EXERCISE REQUIREMENTS —
Quote exactly, and only, the lines from the one containing "Transcribe the text in this document." through the end of the material below. Skip pictures.

-- EXERCISE MATERIAL start --

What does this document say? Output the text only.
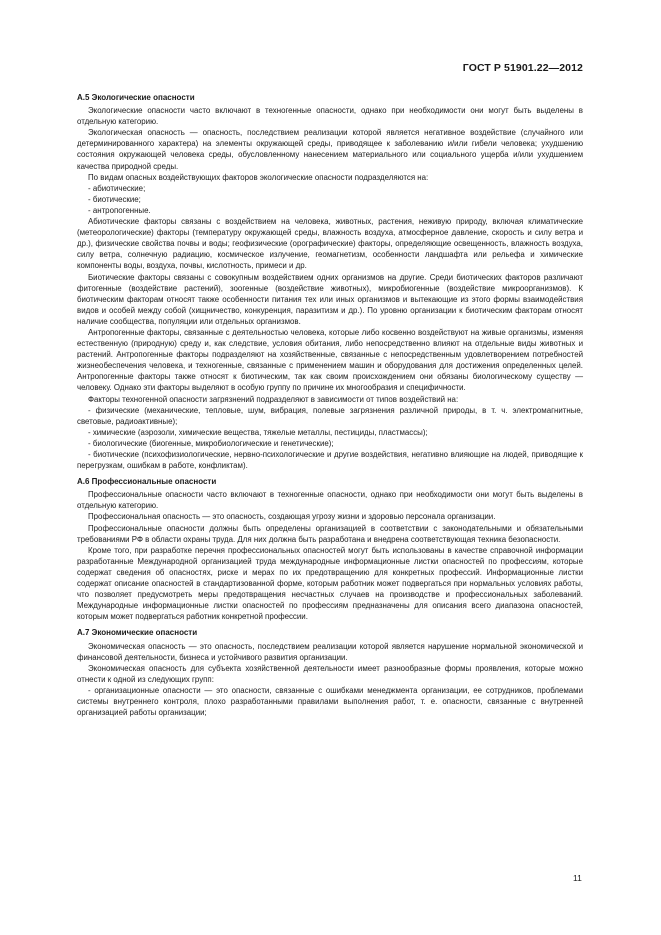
ГОСТ Р 51901.22—2012
А.5 Экологические опасности

Экологические опасности часто включают в техногенные опасности, однако при необходимости они могут быть выделены в отдельную категорию.

Экологическая опасность — опасность, последствием реализации которой является негативное воздействие (случайного или детерминированного характера) на элементы окружающей среды, приводящее к заболеванию и/или гибели человека; ухудшению состояния окружающей человека среды, обусловленному нанесением материального или социального ущерба и/или ухудшением качества природной среды.

По видам опасных воздействующих факторов экологические опасности подразделяются на:

- абиотические;

- биотические;

- антропогенные.

Абиотические факторы связаны с воздействием на человека, животных, растения, неживую природу, включая климатические (метеорологические) факторы (температуру окружающей среды, влажность воздуха, атмосферное давление, скорость и силу ветра и др.), физические свойства почвы и воды; геофизические (орографические) факторы, определяющие освещенность, влажность воздуха, силу ветра, солнечную радиацию, космическое излучение, геомагнетизм, особенности ландшафта или рельефа и химические компоненты воды, воздуха, почвы, кислотность, примеси и др.

Биотические факторы связаны с совокупным воздействием одних организмов на другие. Среди биотических факторов различают фитогенные (воздействие растений), зоогенные (воздействие животных), микробиогенные (воздействие микроорганизмов). К биотическим факторам относят также особенности питания тех или иных организмов и вытекающие из этого формы взаимодействия видов и особей между собой (хищничество, конкуренция, паразитизм и др.). По уровню организации к биотическим факторам относят наличие сообщества, популяции или отдельных организмов.

Антропогенные факторы, связанные с деятельностью человека, которые либо косвенно воздействуют на живые организмы, изменяя естественную (природную) среду и, как следствие, условия обитания, либо непосредственно влияют на отдельные виды животных и растений. Антропогенные факторы подразделяют на хозяйственные, связанные с непосредственным удовлетворением потребностей жизнеобеспечения человека, и техногенные, связанные с применением машин и оборудования для достижения определенных целей. Антропогенные факторы также относят к биотическим, так как своим происхождением они обязаны биологическому существу — человеку. Однако эти факторы выделяют в особую группу по причине их многообразия и специфичности.

Факторы техногенной опасности загрязнений подразделяют в зависимости от типов воздействий на:

- физические (механические, тепловые, шум, вибрация, полевые загрязнения различной природы, в т. ч. электромагнитные, световые, радиоактивные);

- химические (аэрозоли, химические вещества, тяжелые металлы, пестициды, пластмассы);

- биологические (биогенные, микробиологические и генетические);

- биотические (психофизиологические, нервно-психологические и другие воздействия, негативно влияющие на людей, приводящие к перегрузкам, ошибкам в работе, конфликтам).

А.6 Профессиональные опасности

Профессиональные опасности часто включают в техногенные опасности, однако при необходимости они могут быть выделены в отдельную категорию.

Профессиональная опасность — это опасность, создающая угрозу жизни и здоровью персонала организации.

Профессиональные опасности должны быть определены организацией в соответствии с законодательными и обязательными требованиями РФ в области охраны труда. Для них должна быть разработана и внедрена соответствующая техника безопасности.

Кроме того, при разработке перечня профессиональных опасностей могут быть использованы в качестве справочной информации разработанные Международной организацией труда международные информационные листки опасностей по профессиям, которые содержат сведения об опасностях, риске и мерах по их предотвращению для конкретных профессий. Информационные листки содержат описание опасностей в стандартизованной форме, которым работник может подвергаться при нормальных условиях работы, что позволяет предусмотреть меры предотвращения несчастных случаев на производстве и профессиональных заболеваний. Международные информационные листки опасностей по профессиям предназначены для описания всего диапазона опасностей, которым может подвергаться работник конкретной профессии.

А.7 Экономические опасности

Экономическая опасность — это опасность, последствием реализации которой является нарушение нормальной экономической и финансовой деятельности, бизнеса и устойчивого развития организации.

Экономическая опасность для субъекта хозяйственной деятельности имеет разнообразные формы проявления, которые можно отнести к одной из следующих групп:

- организационные опасности — это опасности, связанные с ошибками менеджмента организации, ее сотрудников, проблемами системы внутреннего контроля, плохо разработанными правилами выполнения работ, т. е. опасности, связанные с внутренней организацией работы организации;

11
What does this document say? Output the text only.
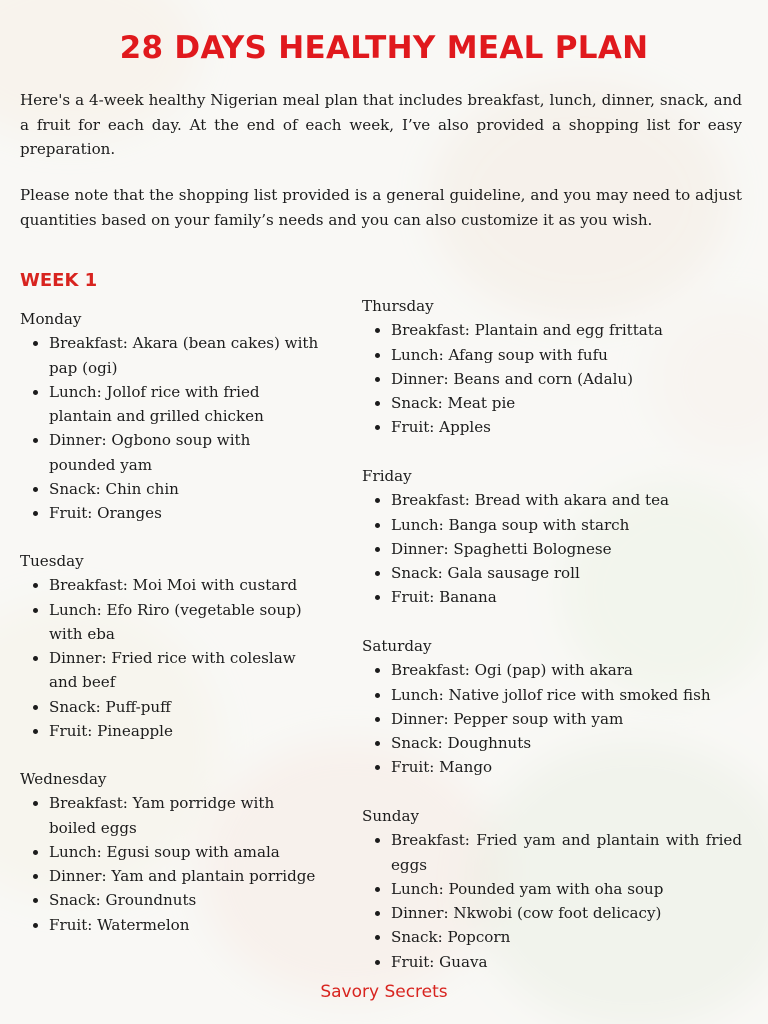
28 DAYS HEALTHY MEAL PLAN

Here's a 4-week healthy Nigerian meal plan that includes breakfast, lunch, dinner, snack, and a fruit for each day. At the end of each week, I’ve also provided a shopping list for easy preparation.

Please note that the shopping list provided is a general guideline, and you may need to adjust quantities based on your family’s needs and you can also customize it as you wish.

WEEK 1

Monday

• Breakfast: Akara (bean cakes) with pap (ogi)
• Lunch: Jollof rice with fried plantain and grilled chicken
• Dinner: Ogbono soup with pounded yam
• Snack: Chin chin
• Fruit: Oranges

Tuesday

• Breakfast: Moi Moi with custard
• Lunch: Efo Riro (vegetable soup) with eba
• Dinner: Fried rice with coleslaw and beef
• Snack: Puff-puff
• Fruit: Pineapple

Wednesday

• Breakfast: Yam porridge with boiled eggs
• Lunch: Egusi soup with amala
• Dinner: Yam and plantain porridge
• Snack: Groundnuts
• Fruit: Watermelon

Thursday

• Breakfast: Plantain and egg frittata
• Lunch: Afang soup with fufu
• Dinner: Beans and corn (Adalu)
• Snack: Meat pie
• Fruit: Apples

Friday

• Breakfast: Bread with akara and tea
• Lunch: Banga soup with starch
• Dinner: Spaghetti Bolognese
• Snack: Gala sausage roll
• Fruit: Banana

Saturday

• Breakfast: Ogi (pap) with akara
• Lunch: Native jollof rice with smoked fish
• Dinner: Pepper soup with yam
• Snack: Doughnuts
• Fruit: Mango

Sunday

• Breakfast: Fried yam and plantain with fried eggs
• Lunch: Pounded yam with oha soup
• Dinner: Nkwobi (cow foot delicacy)
• Snack: Popcorn
• Fruit: Guava
Savory Secrets
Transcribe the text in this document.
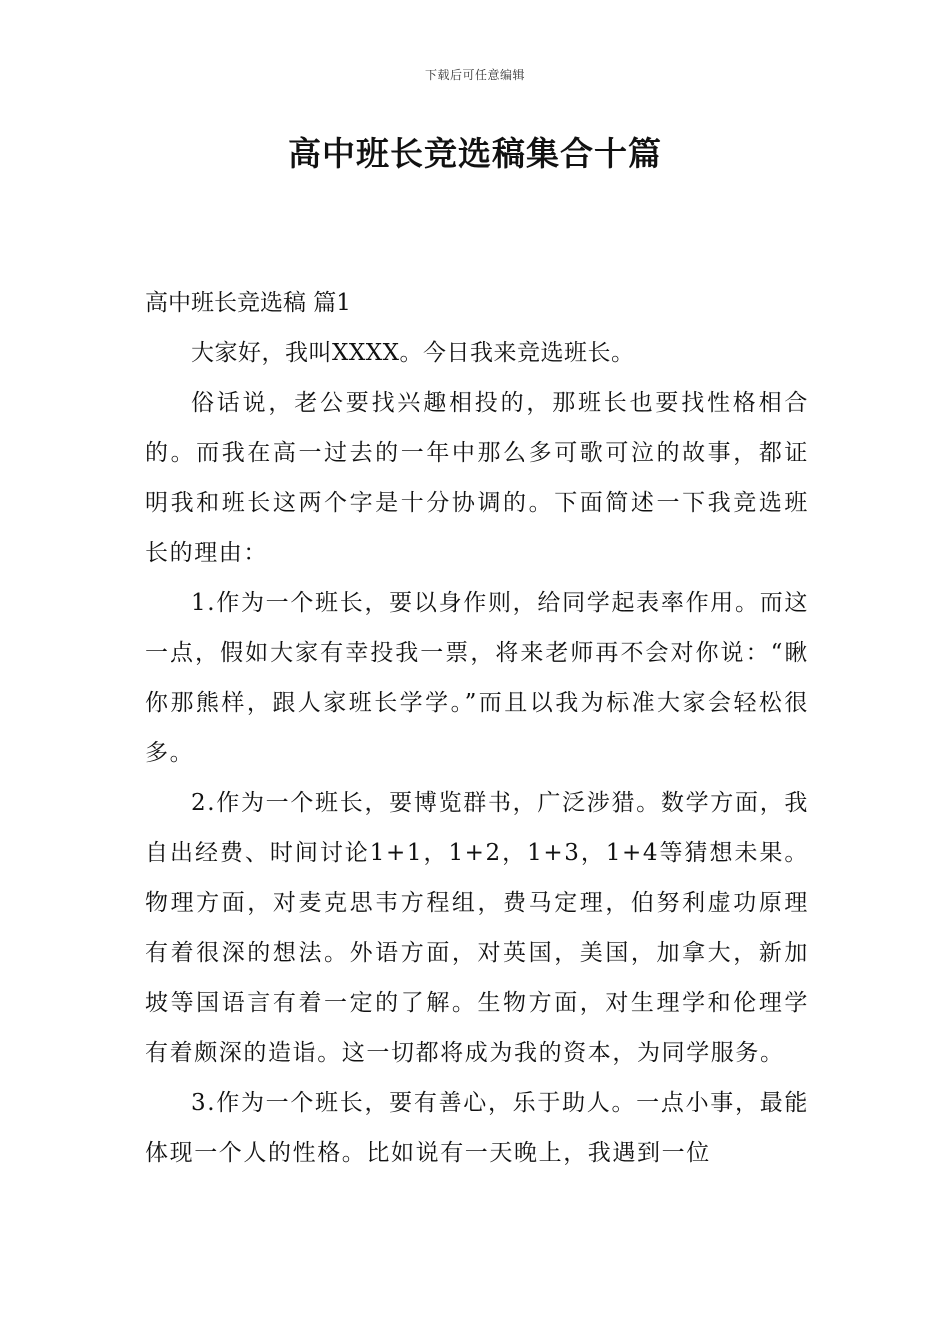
下载后可任意编辑
高中班长竞选稿集合十篇
高中班长竞选稿 篇1

大家好，我叫XXXX。今日我来竞选班长。

俗话说，老公要找兴趣相投的，那班长也要找性格相合的。而我在高一过去的一年中那么多可歌可泣的故事，都证明我和班长这两个字是十分协调的。下面简述一下我竞选班长的理由：

1.作为一个班长，要以身作则，给同学起表率作用。而这一点，假如大家有幸投我一票，将来老师再不会对你说：“瞅你那熊样，跟人家班长学学。”而且以我为标准大家会轻松很多。

2.作为一个班长，要博览群书，广泛涉猎。数学方面，我自出经费、时间讨论1+1，1+2，1+3，1+4等猜想未果。物理方面，对麦克思韦方程组，费马定理，伯努利虚功原理有着很深的想法。外语方面，对英国，美国，加拿大，新加坡等国语言有着一定的了解。生物方面，对生理学和伦理学有着颇深的造诣。这一切都将成为我的资本，为同学服务。

3.作为一个班长，要有善心，乐于助人。一点小事，最能体现一个人的性格。比如说有一天晚上，我遇到一位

-- EXERCISE MATERIAL end --

ANSWER TO THIS PROBLEM —
Transcribe the text in this document.
下载后可任意编辑
高中班长竞选稿集合十篇
高中班长竞选稿 篇1

大家好，我叫XXXX。今日我来竞选班长。

俗话说，老公要找兴趣相投的，那班长也要找性格相合的。而我在高一过去的一年中那么多可歌可泣的故事，都证明我和班长这两个字是十分协调的。下面简述一下我竞选班长的理由：

1.作为一个班长，要以身作则，给同学起表率作用。而这一点，假如大家有幸投我一票，将来老师再不会对你说：“瞅你那熊样，跟人家班长学学。”而且以我为标准大家会轻松很多。

2.作为一个班长，要博览群书，广泛涉猎。数学方面，我自出经费、时间讨论1+1，1+2，1+3，1+4等猜想未果。物理方面，对麦克思韦方程组，费马定理，伯努利虚功原理有着很深的想法。外语方面，对英国，美国，加拿大，新加坡等国语言有着一定的了解。生物方面，对生理学和伦理学有着颇深的造诣。这一切都将成为我的资本，为同学服务。

3.作为一个班长，要有善心，乐于助人。一点小事，最能体现一个人的性格。比如说有一天晚上，我遇到一位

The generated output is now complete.